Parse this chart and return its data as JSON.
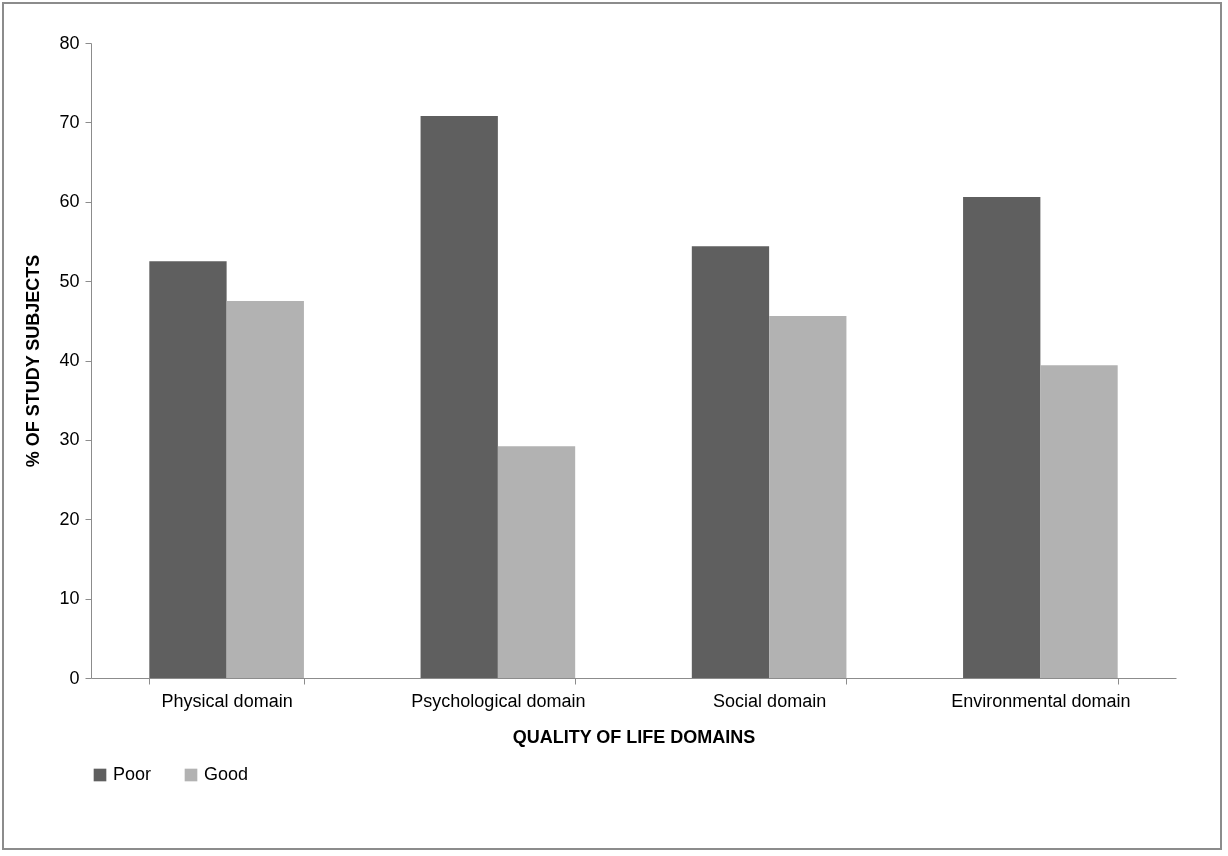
{
  "chart_data": {
    "type": "bar",
    "xlabel": "QUALITY OF LIFE DOMAINS",
    "ylabel": "% OF STUDY SUBJECTS",
    "categories": [
      "Physical domain",
      "Psychological domain",
      "Social domain",
      "Environmental domain"
    ],
    "series": [
      {
        "name": "Poor",
        "color": "#5f5f5f",
        "values": [
          52.5,
          70.8,
          54.4,
          60.6
        ]
      },
      {
        "name": "Good",
        "color": "#b2b2b2",
        "values": [
          47.5,
          29.2,
          45.6,
          39.4
        ]
      }
    ],
    "ylim": [
      0,
      80
    ],
    "yticks": [
      0,
      10,
      20,
      30,
      40,
      50,
      60,
      70,
      80
    ],
    "grid": false,
    "legend": "bottom"
  }
}
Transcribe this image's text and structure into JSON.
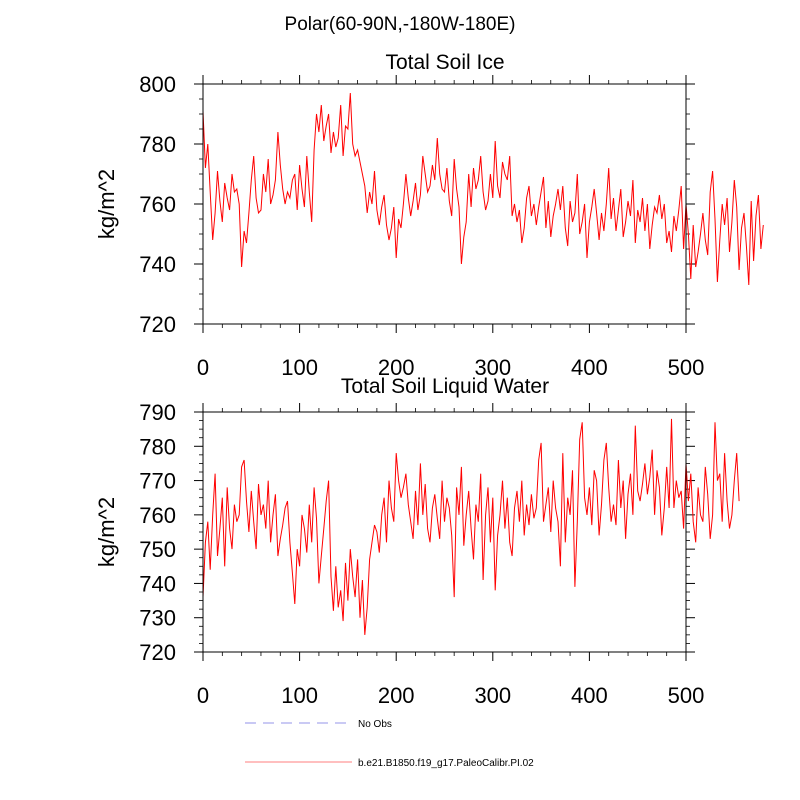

━━━━

TASK OBJECTIVE: Images should not appear in the copy; retype the listing above exactly.

SOLUTION TO THE EXERCISE:
Parse this chart and return its data as JSON.
{
  "chart_data": {
    "type": "bar",
    "xlabel": "QUALITY OF LIFE DOMAINS",
    "ylabel": "% OF STUDY SUBJECTS",
    "categories": [
      "Physical domain",
      "Psychological domain",
      "Social domain",
      "Environmental domain"
    ],
    "series": [
      {
        "name": "Poor",
        "color": "#5f5f5f",
        "values": [
          52.5,
          70.8,
          54.4,
          60.6
        ]
      },
      {
        "name": "Good",
        "color": "#b2b2b2",
        "values": [
          47.5,
          29.2,
          45.6,
          39.4
        ]
      }
    ],
    "ylim": [
      0,
      80
    ],
    "yticks": [
      0,
      10,
      20,
      30,
      40,
      50,
      60,
      70,
      80
    ],
    "grid": false,
    "legend": "bottom"
  }
}
Transcribe this image's text and structure into JSON.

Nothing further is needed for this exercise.